Problem details = Gather every line of the listing below that contains the string "coda", and copy each one in full. Upper and lower case count, so only matching case qualifies.

Records for the exercise =
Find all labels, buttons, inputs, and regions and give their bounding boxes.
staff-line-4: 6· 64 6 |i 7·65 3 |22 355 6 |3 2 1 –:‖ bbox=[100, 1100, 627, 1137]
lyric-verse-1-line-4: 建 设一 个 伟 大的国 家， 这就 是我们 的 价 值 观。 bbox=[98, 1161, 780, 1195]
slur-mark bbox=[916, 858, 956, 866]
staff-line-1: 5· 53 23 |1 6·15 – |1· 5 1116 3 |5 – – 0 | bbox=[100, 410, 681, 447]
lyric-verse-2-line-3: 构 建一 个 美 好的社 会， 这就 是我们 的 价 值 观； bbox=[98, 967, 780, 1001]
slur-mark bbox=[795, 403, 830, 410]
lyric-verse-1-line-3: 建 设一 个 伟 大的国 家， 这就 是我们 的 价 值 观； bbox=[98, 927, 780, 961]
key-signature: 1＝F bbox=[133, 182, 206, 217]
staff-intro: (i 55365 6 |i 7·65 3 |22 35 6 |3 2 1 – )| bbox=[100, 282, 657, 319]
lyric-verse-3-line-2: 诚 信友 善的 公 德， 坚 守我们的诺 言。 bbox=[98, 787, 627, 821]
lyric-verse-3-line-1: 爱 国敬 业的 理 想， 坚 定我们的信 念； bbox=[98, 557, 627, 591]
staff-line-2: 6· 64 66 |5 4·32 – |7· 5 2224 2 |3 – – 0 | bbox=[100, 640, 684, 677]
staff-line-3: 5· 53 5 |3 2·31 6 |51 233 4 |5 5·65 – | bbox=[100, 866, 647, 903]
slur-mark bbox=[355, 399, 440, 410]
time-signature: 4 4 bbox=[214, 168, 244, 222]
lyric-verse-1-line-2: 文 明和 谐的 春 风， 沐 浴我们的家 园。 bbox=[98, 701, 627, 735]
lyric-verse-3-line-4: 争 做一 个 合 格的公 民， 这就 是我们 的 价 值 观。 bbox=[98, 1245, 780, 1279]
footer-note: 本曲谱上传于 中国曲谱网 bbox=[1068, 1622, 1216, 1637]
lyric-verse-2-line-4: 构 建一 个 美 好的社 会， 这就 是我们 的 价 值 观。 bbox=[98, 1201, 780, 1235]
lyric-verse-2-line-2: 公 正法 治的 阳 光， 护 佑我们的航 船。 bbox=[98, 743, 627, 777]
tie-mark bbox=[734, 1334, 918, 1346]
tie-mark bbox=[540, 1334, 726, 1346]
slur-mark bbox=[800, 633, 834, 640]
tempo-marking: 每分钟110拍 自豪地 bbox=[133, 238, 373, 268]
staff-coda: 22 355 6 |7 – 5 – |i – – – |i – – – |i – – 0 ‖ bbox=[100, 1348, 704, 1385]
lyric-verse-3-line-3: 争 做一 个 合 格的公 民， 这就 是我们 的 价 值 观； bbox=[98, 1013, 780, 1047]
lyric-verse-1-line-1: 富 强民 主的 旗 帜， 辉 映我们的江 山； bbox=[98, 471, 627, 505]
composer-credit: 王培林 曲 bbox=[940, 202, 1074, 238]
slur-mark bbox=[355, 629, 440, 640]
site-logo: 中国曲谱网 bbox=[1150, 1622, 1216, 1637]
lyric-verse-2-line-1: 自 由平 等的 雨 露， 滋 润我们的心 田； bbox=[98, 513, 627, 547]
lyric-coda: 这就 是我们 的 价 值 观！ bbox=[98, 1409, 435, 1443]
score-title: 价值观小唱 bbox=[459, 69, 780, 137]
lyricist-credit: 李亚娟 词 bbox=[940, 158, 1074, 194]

Complete answer =
staff-coda: 22 355 6 |7 – 5 – |i – – – |i – – – |i – – 0 ‖ bbox=[100, 1348, 704, 1385]
lyric-coda: 这就 是我们 的 价 值 观！ bbox=[98, 1409, 435, 1443]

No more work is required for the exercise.